Look through the material and tally each line bearing the word "likes". Give only the total.

— START OF Dataset excerpts —

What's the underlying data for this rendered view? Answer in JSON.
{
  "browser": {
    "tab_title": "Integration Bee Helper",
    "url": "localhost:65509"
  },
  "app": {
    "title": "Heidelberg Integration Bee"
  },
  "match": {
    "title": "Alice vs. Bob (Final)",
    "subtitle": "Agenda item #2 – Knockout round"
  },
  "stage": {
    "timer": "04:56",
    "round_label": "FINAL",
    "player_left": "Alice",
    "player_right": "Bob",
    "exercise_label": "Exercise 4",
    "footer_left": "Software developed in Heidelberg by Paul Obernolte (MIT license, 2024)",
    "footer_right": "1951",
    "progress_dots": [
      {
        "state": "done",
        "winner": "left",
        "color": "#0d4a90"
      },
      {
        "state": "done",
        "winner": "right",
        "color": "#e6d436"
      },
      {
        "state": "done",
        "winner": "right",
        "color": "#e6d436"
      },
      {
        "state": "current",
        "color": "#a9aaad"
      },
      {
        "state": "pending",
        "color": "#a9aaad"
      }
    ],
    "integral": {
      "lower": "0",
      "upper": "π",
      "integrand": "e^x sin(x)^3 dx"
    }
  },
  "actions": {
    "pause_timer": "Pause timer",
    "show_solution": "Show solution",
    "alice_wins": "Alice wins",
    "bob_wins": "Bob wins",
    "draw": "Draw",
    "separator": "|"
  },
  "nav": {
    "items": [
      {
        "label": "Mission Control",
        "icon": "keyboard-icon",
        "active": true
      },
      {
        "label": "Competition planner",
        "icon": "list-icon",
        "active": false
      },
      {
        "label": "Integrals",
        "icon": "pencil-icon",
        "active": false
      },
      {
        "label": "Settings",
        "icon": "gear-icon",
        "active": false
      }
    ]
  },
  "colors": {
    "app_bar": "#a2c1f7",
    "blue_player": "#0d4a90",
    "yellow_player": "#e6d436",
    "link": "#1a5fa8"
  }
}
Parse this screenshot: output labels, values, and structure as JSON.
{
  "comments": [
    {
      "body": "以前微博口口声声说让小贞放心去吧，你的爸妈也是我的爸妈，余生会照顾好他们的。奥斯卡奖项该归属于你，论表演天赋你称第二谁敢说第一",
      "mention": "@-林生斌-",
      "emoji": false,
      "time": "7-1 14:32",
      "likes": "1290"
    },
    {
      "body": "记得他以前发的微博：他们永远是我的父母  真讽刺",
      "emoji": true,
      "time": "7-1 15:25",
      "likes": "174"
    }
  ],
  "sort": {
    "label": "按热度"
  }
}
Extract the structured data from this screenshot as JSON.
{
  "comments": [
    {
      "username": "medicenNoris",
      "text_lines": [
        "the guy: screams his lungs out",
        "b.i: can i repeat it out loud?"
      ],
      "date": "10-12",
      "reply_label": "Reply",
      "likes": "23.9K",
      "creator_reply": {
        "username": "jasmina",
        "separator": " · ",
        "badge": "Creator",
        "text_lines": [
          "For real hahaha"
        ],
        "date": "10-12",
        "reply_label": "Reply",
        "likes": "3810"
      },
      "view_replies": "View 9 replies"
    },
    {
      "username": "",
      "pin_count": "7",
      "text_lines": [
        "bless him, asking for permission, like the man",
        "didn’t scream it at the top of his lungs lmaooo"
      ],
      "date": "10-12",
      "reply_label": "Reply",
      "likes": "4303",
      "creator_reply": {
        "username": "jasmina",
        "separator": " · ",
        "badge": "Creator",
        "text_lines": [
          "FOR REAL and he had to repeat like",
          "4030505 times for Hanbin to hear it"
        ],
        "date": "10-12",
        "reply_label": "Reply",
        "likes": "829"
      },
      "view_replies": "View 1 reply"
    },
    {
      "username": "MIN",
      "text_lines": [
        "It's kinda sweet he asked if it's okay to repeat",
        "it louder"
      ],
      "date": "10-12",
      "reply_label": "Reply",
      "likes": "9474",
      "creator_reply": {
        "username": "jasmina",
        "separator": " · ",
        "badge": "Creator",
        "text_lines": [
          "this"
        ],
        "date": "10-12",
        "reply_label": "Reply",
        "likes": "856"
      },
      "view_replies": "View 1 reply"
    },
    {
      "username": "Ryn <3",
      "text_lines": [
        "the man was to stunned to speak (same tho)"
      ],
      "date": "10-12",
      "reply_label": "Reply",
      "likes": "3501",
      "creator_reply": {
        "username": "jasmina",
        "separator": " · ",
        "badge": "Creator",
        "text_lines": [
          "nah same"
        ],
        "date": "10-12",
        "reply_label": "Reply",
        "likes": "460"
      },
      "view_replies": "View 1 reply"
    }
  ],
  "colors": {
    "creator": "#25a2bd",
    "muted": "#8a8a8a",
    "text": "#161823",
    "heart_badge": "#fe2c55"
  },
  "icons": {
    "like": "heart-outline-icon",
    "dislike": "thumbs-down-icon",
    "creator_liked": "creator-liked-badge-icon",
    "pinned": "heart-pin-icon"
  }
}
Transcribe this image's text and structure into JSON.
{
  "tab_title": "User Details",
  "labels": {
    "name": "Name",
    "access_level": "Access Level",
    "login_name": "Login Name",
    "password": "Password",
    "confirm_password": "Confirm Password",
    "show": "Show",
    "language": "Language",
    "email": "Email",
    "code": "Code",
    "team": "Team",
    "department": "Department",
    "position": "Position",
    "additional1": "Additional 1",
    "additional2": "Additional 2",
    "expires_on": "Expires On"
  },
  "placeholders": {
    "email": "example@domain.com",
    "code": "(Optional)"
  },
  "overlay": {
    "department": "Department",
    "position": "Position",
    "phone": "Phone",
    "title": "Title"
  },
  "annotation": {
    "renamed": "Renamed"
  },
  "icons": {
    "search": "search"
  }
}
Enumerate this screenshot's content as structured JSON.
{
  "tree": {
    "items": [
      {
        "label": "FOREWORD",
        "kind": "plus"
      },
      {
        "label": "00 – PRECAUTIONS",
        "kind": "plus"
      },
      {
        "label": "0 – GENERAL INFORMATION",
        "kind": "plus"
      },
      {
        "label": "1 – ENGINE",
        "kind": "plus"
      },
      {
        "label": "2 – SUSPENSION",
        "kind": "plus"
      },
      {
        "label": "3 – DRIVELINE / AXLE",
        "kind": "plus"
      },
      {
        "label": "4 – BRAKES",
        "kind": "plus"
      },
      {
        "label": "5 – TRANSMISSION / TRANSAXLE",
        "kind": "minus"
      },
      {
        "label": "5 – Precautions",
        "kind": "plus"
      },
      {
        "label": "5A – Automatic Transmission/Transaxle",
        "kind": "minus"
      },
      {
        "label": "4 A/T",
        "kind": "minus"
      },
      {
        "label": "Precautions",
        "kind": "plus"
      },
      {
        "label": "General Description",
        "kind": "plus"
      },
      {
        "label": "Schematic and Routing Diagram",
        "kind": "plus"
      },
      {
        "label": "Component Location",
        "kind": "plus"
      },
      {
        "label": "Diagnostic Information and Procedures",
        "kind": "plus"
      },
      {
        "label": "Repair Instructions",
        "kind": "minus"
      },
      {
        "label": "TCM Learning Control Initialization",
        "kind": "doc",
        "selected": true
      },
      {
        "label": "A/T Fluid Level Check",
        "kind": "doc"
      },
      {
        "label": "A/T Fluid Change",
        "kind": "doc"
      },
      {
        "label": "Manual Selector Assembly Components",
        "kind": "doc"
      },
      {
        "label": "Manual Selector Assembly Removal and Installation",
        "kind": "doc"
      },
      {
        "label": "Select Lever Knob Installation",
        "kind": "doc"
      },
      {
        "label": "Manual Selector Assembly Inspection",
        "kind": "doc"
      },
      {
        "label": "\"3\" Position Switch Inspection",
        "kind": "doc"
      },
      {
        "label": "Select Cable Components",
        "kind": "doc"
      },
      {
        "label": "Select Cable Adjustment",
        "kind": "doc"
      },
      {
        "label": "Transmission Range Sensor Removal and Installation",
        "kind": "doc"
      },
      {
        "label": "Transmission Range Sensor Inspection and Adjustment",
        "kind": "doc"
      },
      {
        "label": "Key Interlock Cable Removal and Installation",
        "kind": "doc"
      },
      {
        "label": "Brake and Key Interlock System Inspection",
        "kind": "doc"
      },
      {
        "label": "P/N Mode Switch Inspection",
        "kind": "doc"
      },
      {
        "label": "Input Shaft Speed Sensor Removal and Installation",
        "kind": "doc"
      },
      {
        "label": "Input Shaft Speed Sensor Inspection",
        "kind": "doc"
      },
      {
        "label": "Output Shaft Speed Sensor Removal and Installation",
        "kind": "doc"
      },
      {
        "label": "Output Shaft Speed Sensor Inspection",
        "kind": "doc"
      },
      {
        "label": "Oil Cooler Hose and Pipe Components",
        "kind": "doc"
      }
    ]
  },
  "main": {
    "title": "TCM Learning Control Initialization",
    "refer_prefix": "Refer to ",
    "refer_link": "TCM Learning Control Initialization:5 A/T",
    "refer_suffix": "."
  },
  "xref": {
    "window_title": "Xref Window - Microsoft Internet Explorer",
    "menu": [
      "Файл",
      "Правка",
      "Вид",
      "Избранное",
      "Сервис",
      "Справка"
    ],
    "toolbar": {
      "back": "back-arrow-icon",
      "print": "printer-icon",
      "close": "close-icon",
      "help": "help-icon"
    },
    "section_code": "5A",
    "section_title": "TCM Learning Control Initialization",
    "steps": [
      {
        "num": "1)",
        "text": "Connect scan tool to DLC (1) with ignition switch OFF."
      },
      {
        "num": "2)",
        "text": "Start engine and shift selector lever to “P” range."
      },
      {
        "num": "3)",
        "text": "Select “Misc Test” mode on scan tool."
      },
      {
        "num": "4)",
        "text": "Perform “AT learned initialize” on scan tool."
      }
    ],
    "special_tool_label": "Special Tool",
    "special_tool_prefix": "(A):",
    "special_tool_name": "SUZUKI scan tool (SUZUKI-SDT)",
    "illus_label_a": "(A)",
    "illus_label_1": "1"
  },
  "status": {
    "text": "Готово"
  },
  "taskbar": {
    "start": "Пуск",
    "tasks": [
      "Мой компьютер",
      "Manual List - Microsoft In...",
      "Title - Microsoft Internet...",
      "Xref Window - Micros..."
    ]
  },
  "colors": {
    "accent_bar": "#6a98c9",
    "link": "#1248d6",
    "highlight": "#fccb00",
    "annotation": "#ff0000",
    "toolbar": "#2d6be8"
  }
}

— END OF Dataset excerpts —

→ **Completed task**
10